#### [Written request]
Copy out all lines carrying the word "screenshot".

— start Raw data —

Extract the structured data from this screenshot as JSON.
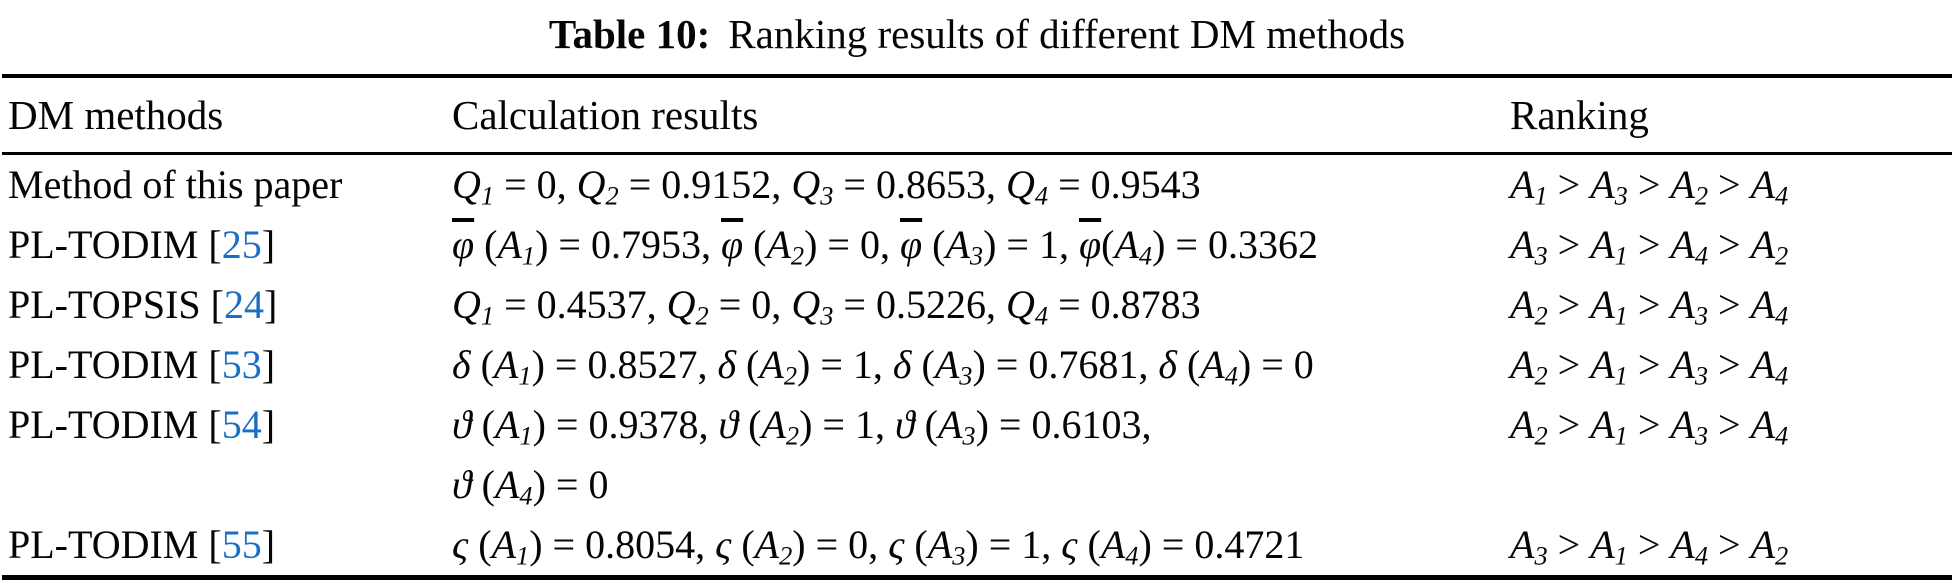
{
  "caption": {
    "label": "Table 10:",
    "text": "Ranking results of different DM methods"
  },
  "colors": {
    "citation_link": "#1a6fc4",
    "text": "#050505",
    "background": "#ffffff"
  },
  "table": {
    "headers": [
      "DM methods",
      "Calculation results",
      "Ranking"
    ],
    "rows": [
      {
        "method_pre": "Method of this paper",
        "ref": "",
        "method_post": "",
        "calc": "Q₁ = 0, Q₂ = 0.9152, Q₃ = 0.8653, Q₄ = 0.9543",
        "ranking": "A₁ > A₃ > A₂ > A₄"
      },
      {
        "method_pre": "PL-TODIM [",
        "ref": "25",
        "method_post": "]",
        "calc": "φ̄ (A₁) = 0.7953, φ̄ (A₂) = 0, φ̄ (A₃) = 1, φ̄(A₄) = 0.3362",
        "ranking": "A₃ > A₁ > A₄ > A₂"
      },
      {
        "method_pre": "PL-TOPSIS [",
        "ref": "24",
        "method_post": "]",
        "calc": "Q₁ = 0.4537, Q₂ = 0, Q₃ = 0.5226, Q₄ = 0.8783",
        "ranking": "A₂ > A₁ > A₃ > A₄"
      },
      {
        "method_pre": "PL-TODIM [",
        "ref": "53",
        "method_post": "]",
        "calc": "δ (A₁) = 0.8527, δ (A₂) = 1, δ (A₃) = 0.7681, δ (A₄) = 0",
        "ranking": "A₂ > A₁ > A₃ > A₄"
      },
      {
        "method_pre": "PL-TODIM [",
        "ref": "54",
        "method_post": "]",
        "calc": "ϑ (A₁) = 0.9378, ϑ (A₂) = 1, ϑ (A₃) = 0.6103,\nϑ (A₄) = 0",
        "ranking": "A₂ > A₁ > A₃ > A₄"
      },
      {
        "method_pre": "PL-TODIM [",
        "ref": "55",
        "method_post": "]",
        "calc": "ς (A₁) = 0.8054, ς (A₂) = 0, ς (A₃) = 1, ς (A₄) = 0.4721",
        "ranking": "A₃ > A₁ > A₄ > A₂"
      }
    ]
  }
}
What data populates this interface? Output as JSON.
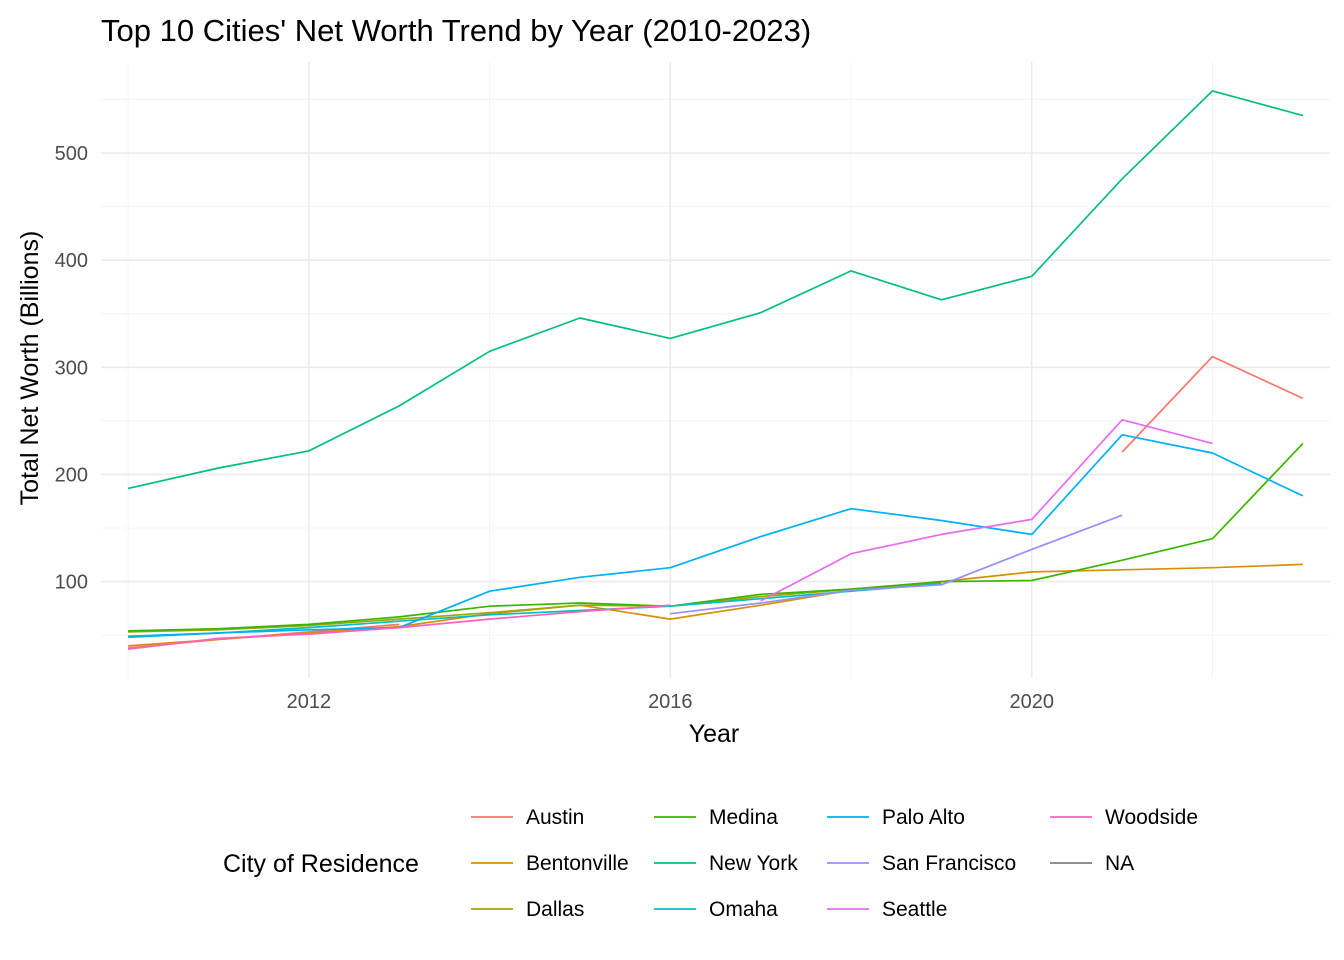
{
  "chart_data": {
    "type": "line",
    "title": "Top 10 Cities' Net Worth Trend by Year (2010-2023)",
    "xlabel": "Year",
    "ylabel": "Total Net Worth (Billions)",
    "xlim": [
      2009.7,
      2023.3
    ],
    "ylim": [
      10,
      585
    ],
    "x_major_ticks": [
      2012,
      2016,
      2020
    ],
    "x_minor_ticks": [
      2010,
      2014,
      2018,
      2022
    ],
    "y_major_ticks": [
      100,
      200,
      300,
      400,
      500
    ],
    "y_minor_ticks": [
      50,
      150,
      250,
      350,
      450,
      550
    ],
    "x_tick_labels": [
      "2012",
      "2016",
      "2020"
    ],
    "y_tick_labels": [
      "100",
      "200",
      "300",
      "400",
      "500"
    ],
    "grid": true,
    "legend": {
      "title": "City of Residence",
      "position": "bottom",
      "columns": [
        [
          "Austin",
          "Bentonville",
          "Dallas"
        ],
        [
          "Medina",
          "New York",
          "Omaha"
        ],
        [
          "Palo Alto",
          "San Francisco",
          "Seattle"
        ],
        [
          "Woodside",
          "NA"
        ]
      ]
    },
    "series": [
      {
        "name": "Austin",
        "color": "#F8766D",
        "points": [
          [
            2010,
            38
          ],
          [
            2011,
            46
          ],
          [
            2012,
            53
          ],
          [
            2013,
            60
          ],
          [
            2021,
            221
          ],
          [
            2022,
            310
          ],
          [
            2023,
            271
          ]
        ]
      },
      {
        "name": "Bentonville",
        "color": "#D89000",
        "points": [
          [
            2010,
            40
          ],
          [
            2011,
            46
          ],
          [
            2012,
            52
          ],
          [
            2013,
            58
          ],
          [
            2014,
            70
          ],
          [
            2015,
            78
          ],
          [
            2016,
            65
          ],
          [
            2017,
            78
          ],
          [
            2018,
            92
          ],
          [
            2019,
            100
          ],
          [
            2020,
            109
          ],
          [
            2021,
            111
          ],
          [
            2022,
            113
          ],
          [
            2023,
            116
          ]
        ]
      },
      {
        "name": "Dallas",
        "color": "#A3A500",
        "points": [
          [
            2010,
            53
          ],
          [
            2011,
            55
          ],
          [
            2012,
            59
          ],
          [
            2013,
            65
          ],
          [
            2014,
            71
          ],
          [
            2015,
            78
          ],
          [
            2016,
            77
          ],
          [
            2017,
            86
          ],
          [
            2018,
            93
          ],
          [
            2019,
            99
          ]
        ]
      },
      {
        "name": "Medina",
        "color": "#39B600",
        "points": [
          [
            2010,
            54
          ],
          [
            2011,
            56
          ],
          [
            2012,
            60
          ],
          [
            2013,
            67
          ],
          [
            2014,
            77
          ],
          [
            2015,
            80
          ],
          [
            2016,
            77
          ],
          [
            2017,
            88
          ],
          [
            2018,
            93
          ],
          [
            2019,
            100
          ],
          [
            2020,
            101
          ],
          [
            2021,
            120
          ],
          [
            2022,
            140
          ],
          [
            2023,
            229
          ]
        ]
      },
      {
        "name": "New York",
        "color": "#00BF7D",
        "points": [
          [
            2010,
            187
          ],
          [
            2011,
            206
          ],
          [
            2012,
            222
          ],
          [
            2013,
            264
          ],
          [
            2014,
            315
          ],
          [
            2015,
            346
          ],
          [
            2016,
            327
          ],
          [
            2017,
            351
          ],
          [
            2018,
            390
          ],
          [
            2019,
            363
          ],
          [
            2020,
            385
          ],
          [
            2021,
            476
          ],
          [
            2022,
            558
          ],
          [
            2023,
            535
          ]
        ]
      },
      {
        "name": "Omaha",
        "color": "#00BFC4",
        "points": [
          [
            2010,
            48
          ],
          [
            2011,
            52
          ],
          [
            2012,
            57
          ],
          [
            2013,
            63
          ],
          [
            2014,
            69
          ],
          [
            2015,
            73
          ],
          [
            2016,
            77
          ],
          [
            2017,
            84
          ],
          [
            2018,
            91
          ],
          [
            2019,
            98
          ]
        ]
      },
      {
        "name": "Palo Alto",
        "color": "#00B0F6",
        "points": [
          [
            2010,
            49
          ],
          [
            2011,
            52
          ],
          [
            2012,
            55
          ],
          [
            2013,
            57
          ],
          [
            2014,
            91
          ],
          [
            2015,
            104
          ],
          [
            2016,
            113
          ],
          [
            2017,
            142
          ],
          [
            2018,
            168
          ],
          [
            2019,
            157
          ],
          [
            2020,
            144
          ],
          [
            2021,
            237
          ],
          [
            2022,
            220
          ],
          [
            2023,
            180
          ]
        ]
      },
      {
        "name": "San Francisco",
        "color": "#9590FF",
        "points": [
          [
            2016,
            70
          ],
          [
            2017,
            80
          ],
          [
            2018,
            92
          ],
          [
            2019,
            97
          ],
          [
            2020,
            130
          ],
          [
            2021,
            162
          ]
        ]
      },
      {
        "name": "Seattle",
        "color": "#E76BF3",
        "points": [
          [
            2017,
            82
          ],
          [
            2018,
            126
          ],
          [
            2019,
            144
          ],
          [
            2020,
            158
          ],
          [
            2021,
            251
          ],
          [
            2022,
            229
          ]
        ]
      },
      {
        "name": "Woodside",
        "color": "#FF62BC",
        "points": [
          [
            2010,
            37
          ],
          [
            2011,
            47
          ],
          [
            2012,
            51
          ],
          [
            2013,
            57
          ],
          [
            2014,
            65
          ],
          [
            2015,
            72
          ],
          [
            2016,
            78
          ]
        ]
      },
      {
        "name": "NA",
        "color": "#7F7F7F",
        "points": []
      }
    ]
  }
}
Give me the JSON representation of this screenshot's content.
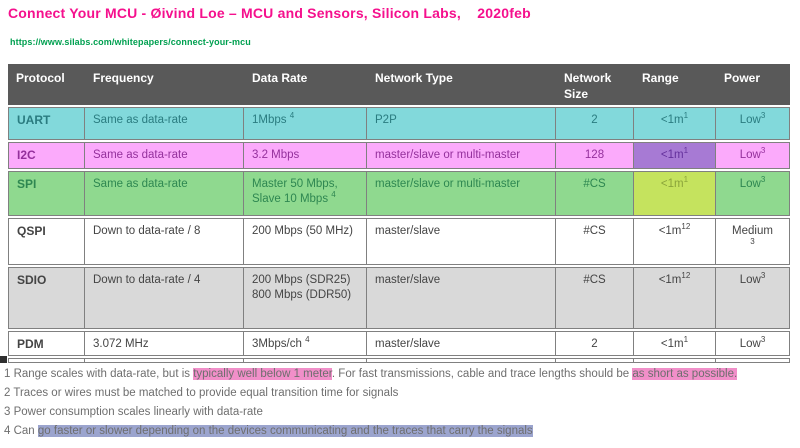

— end Raw data —

#### [Worked solution]
Extract the structured data from this screenshot as JSON.
Give me the JSON representation of this screenshot's content.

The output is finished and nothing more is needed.